WHAT YOU SHOULD DO:
Collect from the data below each line with "panel".

MATERIAL FOR THE TASK:
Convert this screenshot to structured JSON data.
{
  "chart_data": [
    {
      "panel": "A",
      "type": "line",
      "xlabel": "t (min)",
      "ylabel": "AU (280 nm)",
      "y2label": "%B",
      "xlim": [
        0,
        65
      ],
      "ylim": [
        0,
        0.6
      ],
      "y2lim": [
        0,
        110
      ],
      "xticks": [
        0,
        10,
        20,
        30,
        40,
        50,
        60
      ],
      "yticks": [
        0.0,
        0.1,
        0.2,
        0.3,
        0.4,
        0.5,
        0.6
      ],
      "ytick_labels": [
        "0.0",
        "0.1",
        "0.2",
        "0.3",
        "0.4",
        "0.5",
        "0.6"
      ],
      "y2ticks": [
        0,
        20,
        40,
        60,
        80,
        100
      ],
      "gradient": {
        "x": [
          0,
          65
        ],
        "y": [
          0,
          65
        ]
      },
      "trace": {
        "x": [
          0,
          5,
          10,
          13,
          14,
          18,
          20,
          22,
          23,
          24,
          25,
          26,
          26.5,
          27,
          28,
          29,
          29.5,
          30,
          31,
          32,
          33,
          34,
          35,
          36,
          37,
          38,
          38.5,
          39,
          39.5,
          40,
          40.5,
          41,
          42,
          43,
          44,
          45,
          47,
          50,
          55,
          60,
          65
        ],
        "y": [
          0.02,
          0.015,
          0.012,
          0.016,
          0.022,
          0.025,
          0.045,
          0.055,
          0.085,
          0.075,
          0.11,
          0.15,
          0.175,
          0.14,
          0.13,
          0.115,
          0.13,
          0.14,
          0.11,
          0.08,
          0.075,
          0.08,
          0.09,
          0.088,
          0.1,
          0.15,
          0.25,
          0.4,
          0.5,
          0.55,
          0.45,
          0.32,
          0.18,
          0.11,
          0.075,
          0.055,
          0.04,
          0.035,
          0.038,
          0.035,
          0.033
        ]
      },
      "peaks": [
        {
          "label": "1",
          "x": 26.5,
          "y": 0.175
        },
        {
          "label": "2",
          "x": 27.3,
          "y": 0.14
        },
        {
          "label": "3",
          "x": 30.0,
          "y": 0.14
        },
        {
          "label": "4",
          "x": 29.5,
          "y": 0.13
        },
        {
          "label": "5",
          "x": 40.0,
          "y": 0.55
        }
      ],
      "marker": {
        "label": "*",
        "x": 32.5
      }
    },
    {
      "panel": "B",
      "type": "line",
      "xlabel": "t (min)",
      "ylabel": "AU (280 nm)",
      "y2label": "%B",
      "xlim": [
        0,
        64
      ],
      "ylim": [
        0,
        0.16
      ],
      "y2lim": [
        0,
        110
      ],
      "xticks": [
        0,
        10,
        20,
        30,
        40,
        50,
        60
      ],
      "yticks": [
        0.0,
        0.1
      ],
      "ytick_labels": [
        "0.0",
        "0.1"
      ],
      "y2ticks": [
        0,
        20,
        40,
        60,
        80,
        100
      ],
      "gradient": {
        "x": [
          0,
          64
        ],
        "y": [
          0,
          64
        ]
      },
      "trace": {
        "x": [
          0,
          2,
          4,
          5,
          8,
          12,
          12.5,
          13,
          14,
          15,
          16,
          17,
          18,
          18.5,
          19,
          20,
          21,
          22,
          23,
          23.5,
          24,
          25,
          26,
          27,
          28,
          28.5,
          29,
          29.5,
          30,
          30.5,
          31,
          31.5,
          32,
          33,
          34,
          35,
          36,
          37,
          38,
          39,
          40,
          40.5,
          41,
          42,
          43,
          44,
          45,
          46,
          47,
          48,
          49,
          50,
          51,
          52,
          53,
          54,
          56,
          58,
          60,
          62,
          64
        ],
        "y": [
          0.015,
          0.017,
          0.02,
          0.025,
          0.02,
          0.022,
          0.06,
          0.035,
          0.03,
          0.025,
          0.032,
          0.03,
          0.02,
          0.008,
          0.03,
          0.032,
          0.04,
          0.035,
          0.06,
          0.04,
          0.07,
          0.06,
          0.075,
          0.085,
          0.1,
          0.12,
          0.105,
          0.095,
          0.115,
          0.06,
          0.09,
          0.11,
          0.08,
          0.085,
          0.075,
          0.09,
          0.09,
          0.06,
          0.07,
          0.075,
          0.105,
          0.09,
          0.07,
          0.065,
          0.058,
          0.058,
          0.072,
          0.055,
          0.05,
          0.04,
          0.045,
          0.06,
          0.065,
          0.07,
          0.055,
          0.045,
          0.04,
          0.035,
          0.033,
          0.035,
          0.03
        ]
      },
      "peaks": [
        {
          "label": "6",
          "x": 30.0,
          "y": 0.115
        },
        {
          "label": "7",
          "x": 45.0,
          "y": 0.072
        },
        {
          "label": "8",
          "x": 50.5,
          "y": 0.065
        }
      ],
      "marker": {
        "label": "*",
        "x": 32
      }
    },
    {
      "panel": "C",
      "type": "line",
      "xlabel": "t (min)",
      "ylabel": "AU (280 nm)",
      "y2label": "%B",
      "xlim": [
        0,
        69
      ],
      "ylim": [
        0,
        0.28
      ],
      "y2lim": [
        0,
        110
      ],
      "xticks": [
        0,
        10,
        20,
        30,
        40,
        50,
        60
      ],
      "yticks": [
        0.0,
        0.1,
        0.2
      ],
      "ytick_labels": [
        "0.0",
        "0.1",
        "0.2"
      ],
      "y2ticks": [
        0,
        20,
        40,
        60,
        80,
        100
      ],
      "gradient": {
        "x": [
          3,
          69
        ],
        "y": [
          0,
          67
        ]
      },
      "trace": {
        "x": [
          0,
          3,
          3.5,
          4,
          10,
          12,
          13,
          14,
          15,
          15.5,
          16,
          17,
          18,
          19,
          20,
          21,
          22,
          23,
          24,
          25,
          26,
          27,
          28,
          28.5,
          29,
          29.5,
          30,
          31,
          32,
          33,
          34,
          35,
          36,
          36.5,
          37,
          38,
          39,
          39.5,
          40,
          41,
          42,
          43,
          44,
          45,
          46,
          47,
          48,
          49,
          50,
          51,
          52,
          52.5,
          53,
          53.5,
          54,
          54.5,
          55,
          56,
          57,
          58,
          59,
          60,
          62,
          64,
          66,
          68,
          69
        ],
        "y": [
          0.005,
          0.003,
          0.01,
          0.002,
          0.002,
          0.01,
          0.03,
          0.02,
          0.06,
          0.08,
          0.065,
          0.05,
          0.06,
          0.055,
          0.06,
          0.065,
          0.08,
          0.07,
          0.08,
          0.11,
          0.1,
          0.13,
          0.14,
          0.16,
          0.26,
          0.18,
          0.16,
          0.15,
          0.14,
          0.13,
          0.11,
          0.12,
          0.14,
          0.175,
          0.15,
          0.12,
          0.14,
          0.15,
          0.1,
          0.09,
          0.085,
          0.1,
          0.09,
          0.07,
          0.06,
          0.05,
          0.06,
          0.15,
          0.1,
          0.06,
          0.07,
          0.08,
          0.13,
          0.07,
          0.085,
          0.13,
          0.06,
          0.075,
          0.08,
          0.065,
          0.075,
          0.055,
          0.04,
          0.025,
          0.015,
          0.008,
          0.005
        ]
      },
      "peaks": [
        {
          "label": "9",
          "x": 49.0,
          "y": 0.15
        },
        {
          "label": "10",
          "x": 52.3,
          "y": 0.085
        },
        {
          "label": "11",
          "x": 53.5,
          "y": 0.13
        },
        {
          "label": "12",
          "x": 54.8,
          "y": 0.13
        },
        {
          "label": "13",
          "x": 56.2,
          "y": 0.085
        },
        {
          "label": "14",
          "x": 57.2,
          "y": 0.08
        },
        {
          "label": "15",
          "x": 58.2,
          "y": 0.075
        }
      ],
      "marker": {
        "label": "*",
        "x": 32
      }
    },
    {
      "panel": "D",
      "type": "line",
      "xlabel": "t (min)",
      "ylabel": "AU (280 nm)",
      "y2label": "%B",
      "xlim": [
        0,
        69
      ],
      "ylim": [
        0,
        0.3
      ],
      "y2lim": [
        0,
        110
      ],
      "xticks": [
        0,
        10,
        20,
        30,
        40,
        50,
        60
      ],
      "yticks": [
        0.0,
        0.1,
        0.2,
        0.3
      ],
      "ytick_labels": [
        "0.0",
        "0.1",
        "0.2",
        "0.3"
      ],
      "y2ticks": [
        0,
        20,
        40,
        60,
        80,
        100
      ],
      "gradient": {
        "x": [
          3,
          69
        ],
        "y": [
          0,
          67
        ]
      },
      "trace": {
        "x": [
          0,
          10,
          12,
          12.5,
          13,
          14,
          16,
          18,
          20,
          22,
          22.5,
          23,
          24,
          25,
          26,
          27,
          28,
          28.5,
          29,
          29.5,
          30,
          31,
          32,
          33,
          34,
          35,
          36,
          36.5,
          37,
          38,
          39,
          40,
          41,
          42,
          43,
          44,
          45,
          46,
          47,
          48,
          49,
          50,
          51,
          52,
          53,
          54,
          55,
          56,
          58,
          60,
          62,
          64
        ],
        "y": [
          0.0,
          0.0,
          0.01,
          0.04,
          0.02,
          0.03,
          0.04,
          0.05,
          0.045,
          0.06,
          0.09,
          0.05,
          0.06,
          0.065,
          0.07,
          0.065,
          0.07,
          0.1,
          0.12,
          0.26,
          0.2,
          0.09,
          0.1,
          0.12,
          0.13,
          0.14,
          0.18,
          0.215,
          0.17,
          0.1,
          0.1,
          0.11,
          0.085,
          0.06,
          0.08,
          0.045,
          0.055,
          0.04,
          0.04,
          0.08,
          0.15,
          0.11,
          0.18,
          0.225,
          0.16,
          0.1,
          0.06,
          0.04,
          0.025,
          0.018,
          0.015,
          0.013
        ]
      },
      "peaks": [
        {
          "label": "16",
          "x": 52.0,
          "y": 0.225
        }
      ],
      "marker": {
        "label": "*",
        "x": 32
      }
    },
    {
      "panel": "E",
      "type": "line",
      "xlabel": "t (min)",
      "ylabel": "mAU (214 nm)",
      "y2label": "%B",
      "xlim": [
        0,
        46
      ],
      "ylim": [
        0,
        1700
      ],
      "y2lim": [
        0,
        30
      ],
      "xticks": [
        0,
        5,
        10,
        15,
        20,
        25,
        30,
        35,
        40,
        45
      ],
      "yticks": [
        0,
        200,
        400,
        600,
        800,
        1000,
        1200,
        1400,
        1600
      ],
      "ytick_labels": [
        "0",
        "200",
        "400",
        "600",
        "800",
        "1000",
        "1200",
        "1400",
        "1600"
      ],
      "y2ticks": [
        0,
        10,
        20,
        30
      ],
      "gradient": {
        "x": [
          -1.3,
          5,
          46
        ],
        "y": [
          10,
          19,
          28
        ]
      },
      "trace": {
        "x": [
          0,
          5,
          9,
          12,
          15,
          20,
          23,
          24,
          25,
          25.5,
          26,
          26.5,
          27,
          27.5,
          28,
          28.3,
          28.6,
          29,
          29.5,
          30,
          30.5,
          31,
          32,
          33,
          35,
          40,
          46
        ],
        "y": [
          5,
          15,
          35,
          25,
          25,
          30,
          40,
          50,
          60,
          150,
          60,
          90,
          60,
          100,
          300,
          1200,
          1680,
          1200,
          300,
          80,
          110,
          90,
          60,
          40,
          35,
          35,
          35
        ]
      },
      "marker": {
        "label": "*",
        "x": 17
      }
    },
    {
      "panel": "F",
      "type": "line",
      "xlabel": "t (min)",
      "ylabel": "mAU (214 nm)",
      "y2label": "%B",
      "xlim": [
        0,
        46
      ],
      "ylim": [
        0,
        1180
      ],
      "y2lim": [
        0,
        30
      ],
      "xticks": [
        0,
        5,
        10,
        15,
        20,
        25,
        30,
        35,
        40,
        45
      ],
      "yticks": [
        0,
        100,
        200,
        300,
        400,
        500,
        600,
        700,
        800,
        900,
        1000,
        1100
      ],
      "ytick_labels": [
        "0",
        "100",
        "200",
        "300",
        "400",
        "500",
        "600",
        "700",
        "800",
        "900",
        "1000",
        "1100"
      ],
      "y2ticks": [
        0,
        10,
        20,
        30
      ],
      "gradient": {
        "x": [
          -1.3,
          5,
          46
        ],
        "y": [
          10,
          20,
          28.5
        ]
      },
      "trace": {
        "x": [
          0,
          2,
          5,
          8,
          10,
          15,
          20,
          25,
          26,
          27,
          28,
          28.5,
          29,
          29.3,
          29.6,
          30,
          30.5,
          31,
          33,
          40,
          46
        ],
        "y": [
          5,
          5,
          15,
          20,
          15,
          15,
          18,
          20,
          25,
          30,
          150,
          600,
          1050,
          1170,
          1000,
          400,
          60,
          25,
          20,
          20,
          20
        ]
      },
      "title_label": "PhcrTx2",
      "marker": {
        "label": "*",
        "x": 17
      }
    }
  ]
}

FULL OUTPUT:
      "panel": "A",
      "panel": "B",
      "panel": "C",
      "panel": "D",
      "panel": "E",
      "panel": "F",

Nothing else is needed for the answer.